+++ MATERIAL FOR THE TASK +++

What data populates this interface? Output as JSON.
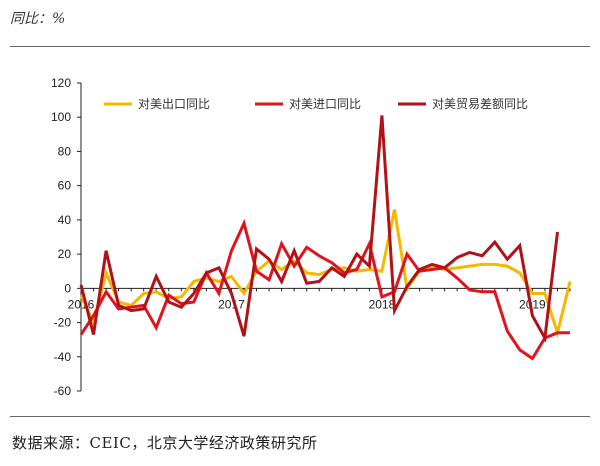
{
  "header": {
    "unit": "同比：%"
  },
  "footer": {
    "source": "数据来源：CEIC，北京大学经济政策研究所"
  },
  "chart_data": {
    "type": "line",
    "title": "",
    "xlabel": "",
    "ylabel": "",
    "ylim": [
      -60,
      120
    ],
    "yticks": [
      -60,
      -40,
      -20,
      0,
      20,
      40,
      60,
      80,
      100,
      120
    ],
    "xtick_labels": [
      {
        "label": "2016",
        "index": 0
      },
      {
        "label": "2017",
        "index": 12
      },
      {
        "label": "2018",
        "index": 24
      },
      {
        "label": "2019",
        "index": 36
      }
    ],
    "x": [
      "2016-01",
      "2016-02",
      "2016-03",
      "2016-04",
      "2016-05",
      "2016-06",
      "2016-07",
      "2016-08",
      "2016-09",
      "2016-10",
      "2016-11",
      "2016-12",
      "2017-01",
      "2017-02",
      "2017-03",
      "2017-04",
      "2017-05",
      "2017-06",
      "2017-07",
      "2017-08",
      "2017-09",
      "2017-10",
      "2017-11",
      "2017-12",
      "2018-01",
      "2018-02",
      "2018-03",
      "2018-04",
      "2018-05",
      "2018-06",
      "2018-07",
      "2018-08",
      "2018-09",
      "2018-10",
      "2018-11",
      "2018-12",
      "2019-01",
      "2019-02",
      "2019-03",
      "2019-04"
    ],
    "legend_position": "top",
    "series": [
      {
        "name": "对美出口同比",
        "color": "#f5b800",
        "values": [
          -4,
          -20,
          9,
          -8,
          -10,
          -3,
          -2,
          -6,
          -5,
          4,
          6,
          4,
          7,
          -3,
          10,
          16,
          11,
          16,
          9,
          8,
          11,
          12,
          10,
          11,
          10,
          46,
          0,
          10,
          12,
          11,
          12,
          13,
          14,
          14,
          13,
          9,
          -3,
          -3,
          -26,
          4
        ]
      },
      {
        "name": "对美进口同比",
        "color": "#e0141e",
        "values": [
          -27,
          -16,
          -2,
          -12,
          -11,
          -10,
          -23,
          -4,
          -9,
          -8,
          9,
          -3,
          22,
          38,
          10,
          5,
          26,
          13,
          24,
          19,
          15,
          9,
          11,
          26,
          -5,
          -2,
          20,
          10,
          11,
          12,
          6,
          -1,
          -2,
          -2,
          -25,
          -36,
          -41,
          -29,
          -26,
          -26
        ]
      },
      {
        "name": "对美贸易差额同比",
        "color": "#b01217",
        "values": [
          2,
          -27,
          22,
          -10,
          -13,
          -12,
          7,
          -8,
          -11,
          -3,
          9,
          12,
          -3,
          -28,
          23,
          17,
          4,
          22,
          3,
          4,
          12,
          7,
          20,
          13,
          101,
          -13,
          1,
          11,
          14,
          12,
          18,
          21,
          19,
          27,
          17,
          25,
          -16,
          -29,
          33,
          null
        ]
      }
    ]
  }
}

+++

▶ [EXERCISE TASK] Every line that holds the string "color" should be returned.

▶ [EXERCISE RESULT]
        "color": "#f5b800",
        "color": "#e0141e",
        "color": "#b01217",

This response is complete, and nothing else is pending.